Exercise objective: Without including any pictures, copy each entry below exactly.

(Stored items)
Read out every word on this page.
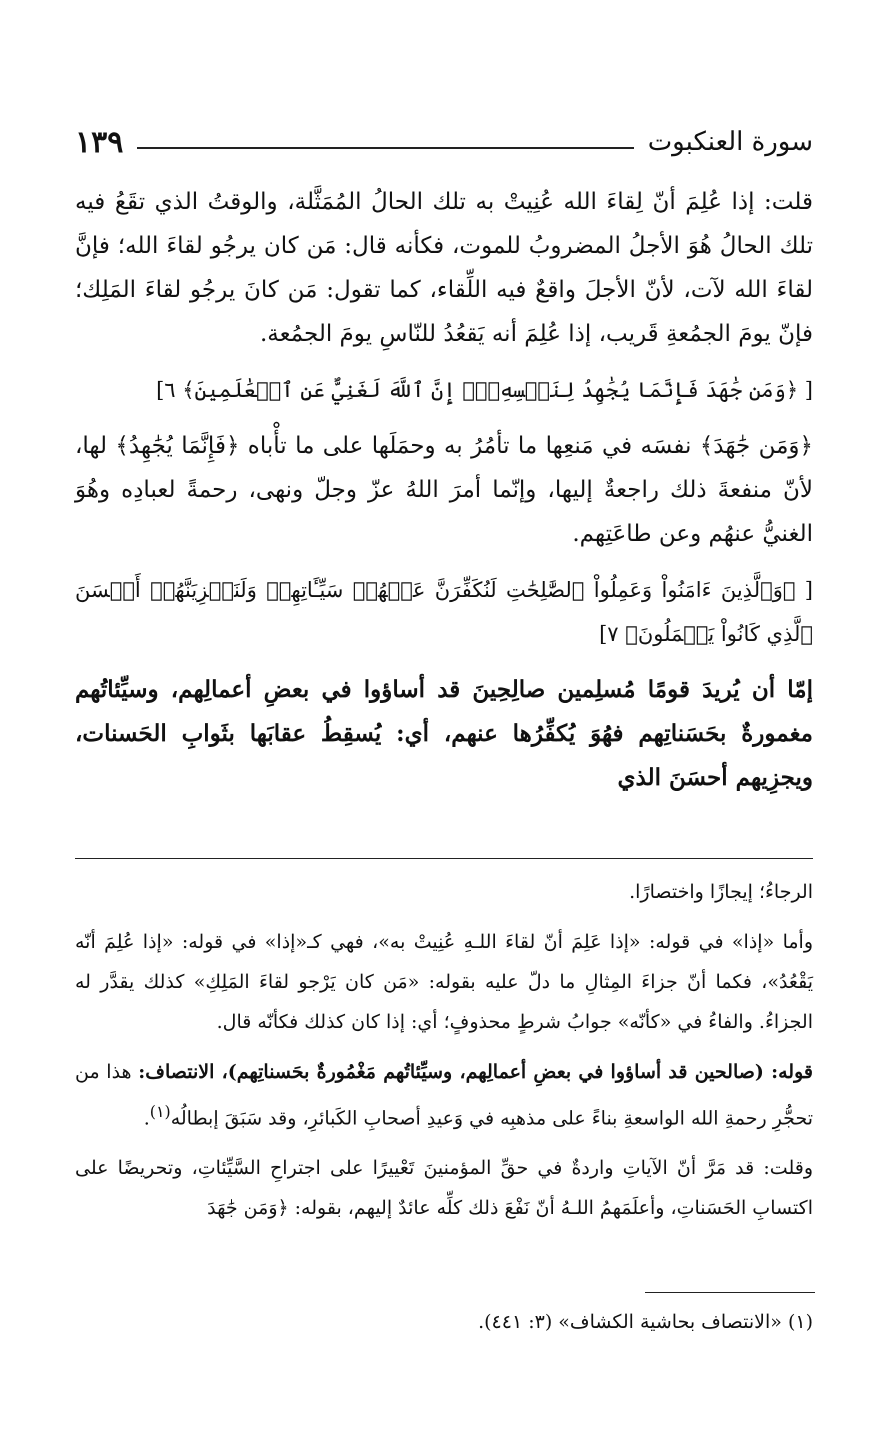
سورة العنكبوت
١٣٩

قلت: إذا عُلِمَ أنّ لِقاءَ الله عُنِيتْ به تلك الحالُ المُمَثَّلة، والوقتُ الذي تقَعُ فيه تلك الحالُ هُوَ الأجلُ المضروبُ للموت، فكأنه قال: مَن كان يرجُو لقاءَ الله؛ فإنَّ لقاءَ الله لآت، لأنّ الأجلَ واقعٌ فيه اللِّقاء، كما تقول: مَن كانَ يرجُو لقاءَ المَلِك؛ فإنّ يومَ الجمُعةِ قَريب، إذا عُلِمَ أنه يَقعُدُ للنّاسِ يومَ الجمُعة.

[ ﴿وَمَن جَٰهَدَ فَإِنَّمَا يُجَٰهِدُ لِنَفۡسِهِۦٓۚ إِنَّ ٱللَّهَ لَغَنِيٌّ عَنِ ٱلۡعَٰلَمِينَ﴾ ٦]

﴿وَمَن جَٰهَدَ﴾ نفسَه في مَنعِها ما تأمُرُ به وحمَلَها على ما تأْباه ﴿فَإِنَّمَا يُجَٰهِدُ﴾ لها، لأنّ منفعةَ ذلك راجعةٌ إليها، وإنّما أمرَ اللهُ عزّ وجلّ ونهى، رحمةً لعبادِه وهُوَ الغنيُّ عنهُم وعن طاعَتِهم.

[ ﴿وَٱلَّذِينَ ءَامَنُواْ وَعَمِلُواْ ٱلصَّٰلِحَٰتِ لَنُكَفِّرَنَّ عَنۡهُمۡ سَيِّـَٔاتِهِمۡ وَلَنَجۡزِيَنَّهُمۡ أَحۡسَنَ ٱلَّذِي كَانُواْ يَعۡمَلُونَ﴾ ٧]

إمّا أن يُريدَ قومًا مُسلِمين صالِحِينَ قد أساؤوا في بعضِ أعمالِهم، وسيِّئاتُهم مغمورةٌ بحَسَناتِهم فهُوَ يُكفِّرُها عنهم، أي: يُسقِطُ عقابَها بثَوابِ الحَسنات، ويجزِيهم أحسَنَ الذي

الرجاءُ؛ إيجازًا واختصارًا.

وأما «إذا» في قوله: «إذا عَلِمَ أنّ لقاءَ اللـهِ عُنِيتْ به»، فهي كـ«إذا» في قوله: «إذا عُلِمَ أنّه يَقْعُدُ»، فكما أنّ جزاءَ المِثالِ ما دلّ عليه بقوله: «مَن كان يَرْجو لقاءَ المَلِكِ» كذلك يقدَّر له الجزاءُ. والفاءُ في «كأنّه» جوابُ شرطٍ محذوفٍ؛ أي: إذا كان كذلك فكأنّه قال.

قوله: (صالحين قد أساؤوا في بعضِ أعمالِهم، وسيِّئاتُهم مَغْمُورةٌ بحَسناتِهم)، الانتصاف: هذا من تحجُّرِ رحمةِ الله الواسعةِ بناءً على مذهبِه في وَعيدِ أصحابِ الكَبائرِ، وقد سَبَقَ إبطالُه$^{(١)}$.

وقلت: قد مَرَّ أنّ الآياتِ واردةٌ في حقِّ المؤمنينَ تَعْييرًا على اجتراحِ السَّيِّئاتِ، وتحريضًا على اكتسابِ الحَسَناتِ، وأعلَمَهمُ اللـهُ أنّ نَفْعَ ذلك كلِّه عائدٌ إليهم، بقوله: ﴿وَمَن جَٰهَدَ

(١) «الانتصاف بحاشية الكشاف» (٣: ٤٤١).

The answer:
Read out every word on this page.
سورة العنكبوت
١٣٩

قلت: إذا عُلِمَ أنّ لِقاءَ الله عُنِيتْ به تلك الحالُ المُمَثَّلة، والوقتُ الذي تقَعُ فيه تلك الحالُ هُوَ الأجلُ المضروبُ للموت، فكأنه قال: مَن كان يرجُو لقاءَ الله؛ فإنَّ لقاءَ الله لآت، لأنّ الأجلَ واقعٌ فيه اللِّقاء، كما تقول: مَن كانَ يرجُو لقاءَ المَلِك؛ فإنّ يومَ الجمُعةِ قَريب، إذا عُلِمَ أنه يَقعُدُ للنّاسِ يومَ الجمُعة.

[ ﴿وَمَن جَٰهَدَ فَإِنَّمَا يُجَٰهِدُ لِنَفۡسِهِۦٓۚ إِنَّ ٱللَّهَ لَغَنِيٌّ عَنِ ٱلۡعَٰلَمِينَ﴾ ٦]

﴿وَمَن جَٰهَدَ﴾ نفسَه في مَنعِها ما تأمُرُ به وحمَلَها على ما تأْباه ﴿فَإِنَّمَا يُجَٰهِدُ﴾ لها، لأنّ منفعةَ ذلك راجعةٌ إليها، وإنّما أمرَ اللهُ عزّ وجلّ ونهى، رحمةً لعبادِه وهُوَ الغنيُّ عنهُم وعن طاعَتِهم.

[ ﴿وَٱلَّذِينَ ءَامَنُواْ وَعَمِلُواْ ٱلصَّٰلِحَٰتِ لَنُكَفِّرَنَّ عَنۡهُمۡ سَيِّـَٔاتِهِمۡ وَلَنَجۡزِيَنَّهُمۡ أَحۡسَنَ ٱلَّذِي كَانُواْ يَعۡمَلُونَ﴾ ٧]

إمّا أن يُريدَ قومًا مُسلِمين صالِحِينَ قد أساؤوا في بعضِ أعمالِهم، وسيِّئاتُهم مغمورةٌ بحَسَناتِهم فهُوَ يُكفِّرُها عنهم، أي: يُسقِطُ عقابَها بثَوابِ الحَسنات، ويجزِيهم أحسَنَ الذي

الرجاءُ؛ إيجازًا واختصارًا.

وأما «إذا» في قوله: «إذا عَلِمَ أنّ لقاءَ اللـهِ عُنِيتْ به»، فهي كـ«إذا» في قوله: «إذا عُلِمَ أنّه يَقْعُدُ»، فكما أنّ جزاءَ المِثالِ ما دلّ عليه بقوله: «مَن كان يَرْجو لقاءَ المَلِكِ» كذلك يقدَّر له الجزاءُ. والفاءُ في «كأنّه» جوابُ شرطٍ محذوفٍ؛ أي: إذا كان كذلك فكأنّه قال.

قوله: (صالحين قد أساؤوا في بعضِ أعمالِهم، وسيِّئاتُهم مَغْمُورةٌ بحَسناتِهم)، الانتصاف: هذا من تحجُّرِ رحمةِ الله الواسعةِ بناءً على مذهبِه في وَعيدِ أصحابِ الكَبائرِ، وقد سَبَقَ إبطالُه$^{(١)}$.

وقلت: قد مَرَّ أنّ الآياتِ واردةٌ في حقِّ المؤمنينَ تَعْييرًا على اجتراحِ السَّيِّئاتِ، وتحريضًا على اكتسابِ الحَسَناتِ، وأعلَمَهمُ اللـهُ أنّ نَفْعَ ذلك كلِّه عائدٌ إليهم، بقوله: ﴿وَمَن جَٰهَدَ

(١) «الانتصاف بحاشية الكشاف» (٣: ٤٤١).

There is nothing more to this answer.